— Start of Task data —
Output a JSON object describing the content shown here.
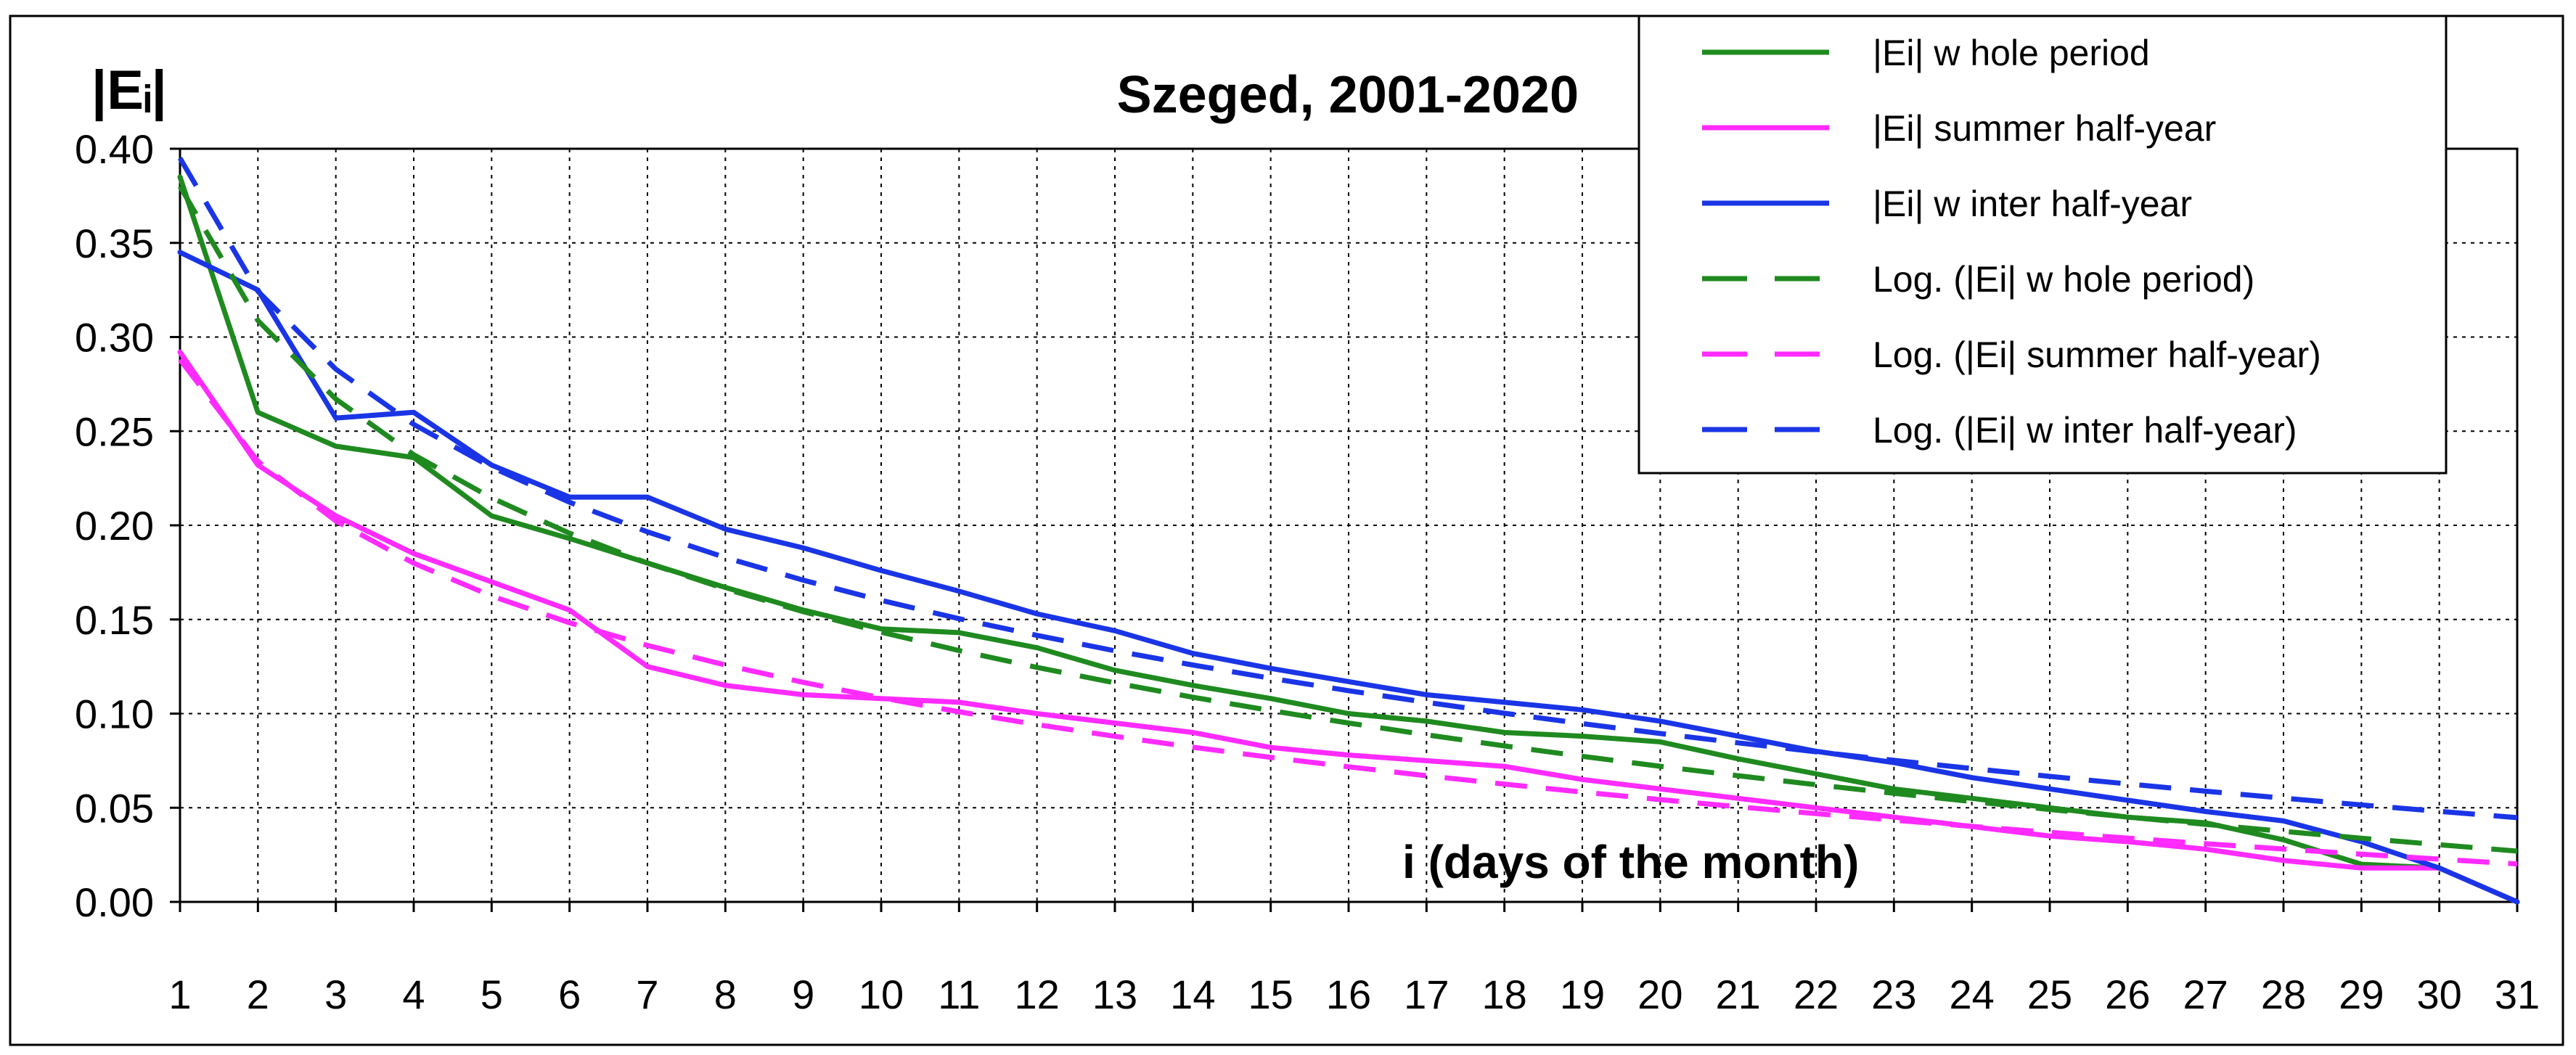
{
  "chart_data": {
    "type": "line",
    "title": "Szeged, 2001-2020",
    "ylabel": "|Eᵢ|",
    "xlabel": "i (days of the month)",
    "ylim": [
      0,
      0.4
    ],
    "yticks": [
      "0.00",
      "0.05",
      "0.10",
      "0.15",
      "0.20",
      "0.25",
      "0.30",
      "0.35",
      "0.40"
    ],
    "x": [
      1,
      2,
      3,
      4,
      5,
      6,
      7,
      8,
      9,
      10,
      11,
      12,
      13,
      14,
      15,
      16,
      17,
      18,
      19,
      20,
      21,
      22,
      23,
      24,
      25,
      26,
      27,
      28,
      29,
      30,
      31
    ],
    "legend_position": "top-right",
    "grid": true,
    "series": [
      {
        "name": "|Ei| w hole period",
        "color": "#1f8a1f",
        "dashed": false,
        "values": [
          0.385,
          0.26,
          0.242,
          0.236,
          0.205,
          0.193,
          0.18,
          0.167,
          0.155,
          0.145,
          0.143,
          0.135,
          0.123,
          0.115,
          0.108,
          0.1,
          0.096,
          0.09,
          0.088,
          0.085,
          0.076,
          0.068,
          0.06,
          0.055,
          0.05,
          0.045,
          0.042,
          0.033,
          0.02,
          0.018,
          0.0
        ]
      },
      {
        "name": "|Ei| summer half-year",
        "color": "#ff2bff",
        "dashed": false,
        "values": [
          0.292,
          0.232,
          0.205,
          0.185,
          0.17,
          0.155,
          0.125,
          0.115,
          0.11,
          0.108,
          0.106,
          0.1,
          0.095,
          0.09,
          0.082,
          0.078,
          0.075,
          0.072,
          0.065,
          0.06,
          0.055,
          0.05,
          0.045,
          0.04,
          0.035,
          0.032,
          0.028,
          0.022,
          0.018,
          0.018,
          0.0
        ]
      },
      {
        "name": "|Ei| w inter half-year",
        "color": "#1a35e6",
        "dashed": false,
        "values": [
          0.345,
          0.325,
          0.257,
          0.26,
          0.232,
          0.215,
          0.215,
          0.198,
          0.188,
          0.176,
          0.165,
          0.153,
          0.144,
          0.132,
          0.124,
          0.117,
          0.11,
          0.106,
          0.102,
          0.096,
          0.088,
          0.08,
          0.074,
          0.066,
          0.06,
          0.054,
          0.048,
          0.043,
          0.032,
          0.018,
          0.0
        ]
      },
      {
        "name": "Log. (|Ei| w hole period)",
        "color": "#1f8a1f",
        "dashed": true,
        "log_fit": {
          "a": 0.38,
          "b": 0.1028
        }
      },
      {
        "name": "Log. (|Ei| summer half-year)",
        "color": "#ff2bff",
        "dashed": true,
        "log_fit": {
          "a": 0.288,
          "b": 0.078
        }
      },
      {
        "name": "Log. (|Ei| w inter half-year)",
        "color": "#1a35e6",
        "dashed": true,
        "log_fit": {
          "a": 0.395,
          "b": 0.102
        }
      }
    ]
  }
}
— End of Task data —
Required work: Scan the material above for the string "half" and report each line where you find it.

Solution:
        "name": "|Ei| summer half-year",
        "name": "|Ei| w inter half-year",
        "name": "Log. (|Ei| summer half-year)",
        "name": "Log. (|Ei| w inter half-year)",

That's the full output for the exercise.